▸ Exercise directions
Copy each line of the listing below exactly.

▸ The records
══════════

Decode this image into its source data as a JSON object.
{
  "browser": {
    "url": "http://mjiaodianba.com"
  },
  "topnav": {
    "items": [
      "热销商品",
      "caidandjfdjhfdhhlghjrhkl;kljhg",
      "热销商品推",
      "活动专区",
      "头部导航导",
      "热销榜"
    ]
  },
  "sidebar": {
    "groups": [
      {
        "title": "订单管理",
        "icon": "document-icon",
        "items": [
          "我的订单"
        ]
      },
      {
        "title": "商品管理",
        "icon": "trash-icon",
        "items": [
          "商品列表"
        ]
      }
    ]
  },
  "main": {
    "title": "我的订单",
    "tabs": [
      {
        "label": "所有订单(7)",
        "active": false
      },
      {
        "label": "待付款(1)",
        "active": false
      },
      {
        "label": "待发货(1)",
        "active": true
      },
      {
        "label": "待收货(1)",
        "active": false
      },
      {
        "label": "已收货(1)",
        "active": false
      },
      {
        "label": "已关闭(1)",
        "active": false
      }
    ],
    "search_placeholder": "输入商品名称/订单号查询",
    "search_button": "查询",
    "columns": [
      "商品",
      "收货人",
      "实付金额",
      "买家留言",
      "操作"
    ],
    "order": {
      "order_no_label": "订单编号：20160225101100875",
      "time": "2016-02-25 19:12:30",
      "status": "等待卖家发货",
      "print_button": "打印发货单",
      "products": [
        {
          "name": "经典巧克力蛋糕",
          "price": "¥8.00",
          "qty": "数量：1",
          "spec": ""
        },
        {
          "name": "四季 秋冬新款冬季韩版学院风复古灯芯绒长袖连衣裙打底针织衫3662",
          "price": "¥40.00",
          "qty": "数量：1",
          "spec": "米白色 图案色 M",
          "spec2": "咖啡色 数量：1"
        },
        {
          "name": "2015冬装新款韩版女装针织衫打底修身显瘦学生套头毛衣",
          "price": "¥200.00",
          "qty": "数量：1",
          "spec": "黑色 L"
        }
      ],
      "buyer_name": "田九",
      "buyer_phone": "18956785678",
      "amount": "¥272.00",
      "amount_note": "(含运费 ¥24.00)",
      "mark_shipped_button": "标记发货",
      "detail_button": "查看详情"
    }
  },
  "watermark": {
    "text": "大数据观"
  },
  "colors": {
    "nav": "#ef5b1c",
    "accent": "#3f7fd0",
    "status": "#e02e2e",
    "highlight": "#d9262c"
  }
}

══════════

▸ The result
Decode this image into its source data as a JSON object.
{
  "browser": {
    "url": "http://mjiaodianba.com"
  },
  "topnav": {
    "items": [
      "热销商品",
      "caidandjfdjhfdhhlghjrhkl;kljhg",
      "热销商品推",
      "活动专区",
      "头部导航导",
      "热销榜"
    ]
  },
  "sidebar": {
    "groups": [
      {
        "title": "订单管理",
        "icon": "document-icon",
        "items": [
          "我的订单"
        ]
      },
      {
        "title": "商品管理",
        "icon": "trash-icon",
        "items": [
          "商品列表"
        ]
      }
    ]
  },
  "main": {
    "title": "我的订单",
    "tabs": [
      {
        "label": "所有订单(7)",
        "active": false
      },
      {
        "label": "待付款(1)",
        "active": false
      },
      {
        "label": "待发货(1)",
        "active": true
      },
      {
        "label": "待收货(1)",
        "active": false
      },
      {
        "label": "已收货(1)",
        "active": false
      },
      {
        "label": "已关闭(1)",
        "active": false
      }
    ],
    "search_placeholder": "输入商品名称/订单号查询",
    "search_button": "查询",
    "columns": [
      "商品",
      "收货人",
      "实付金额",
      "买家留言",
      "操作"
    ],
    "order": {
      "order_no_label": "订单编号：20160225101100875",
      "time": "2016-02-25 19:12:30",
      "status": "等待卖家发货",
      "print_button": "打印发货单",
      "products": [
        {
          "name": "经典巧克力蛋糕",
          "price": "¥8.00",
          "qty": "数量：1",
          "spec": ""
        },
        {
          "name": "四季 秋冬新款冬季韩版学院风复古灯芯绒长袖连衣裙打底针织衫3662",
          "price": "¥40.00",
          "qty": "数量：1",
          "spec": "米白色 图案色 M",
          "spec2": "咖啡色 数量：1"
        },
        {
          "name": "2015冬装新款韩版女装针织衫打底修身显瘦学生套头毛衣",
          "price": "¥200.00",
          "qty": "数量：1",
          "spec": "黑色 L"
        }
      ],
      "buyer_name": "田九",
      "buyer_phone": "18956785678",
      "amount": "¥272.00",
      "amount_note": "(含运费 ¥24.00)",
      "mark_shipped_button": "标记发货",
      "detail_button": "查看详情"
    }
  },
  "watermark": {
    "text": "大数据观"
  },
  "colors": {
    "nav": "#ef5b1c",
    "accent": "#3f7fd0",
    "status": "#e02e2e",
    "highlight": "#d9262c"
  }
}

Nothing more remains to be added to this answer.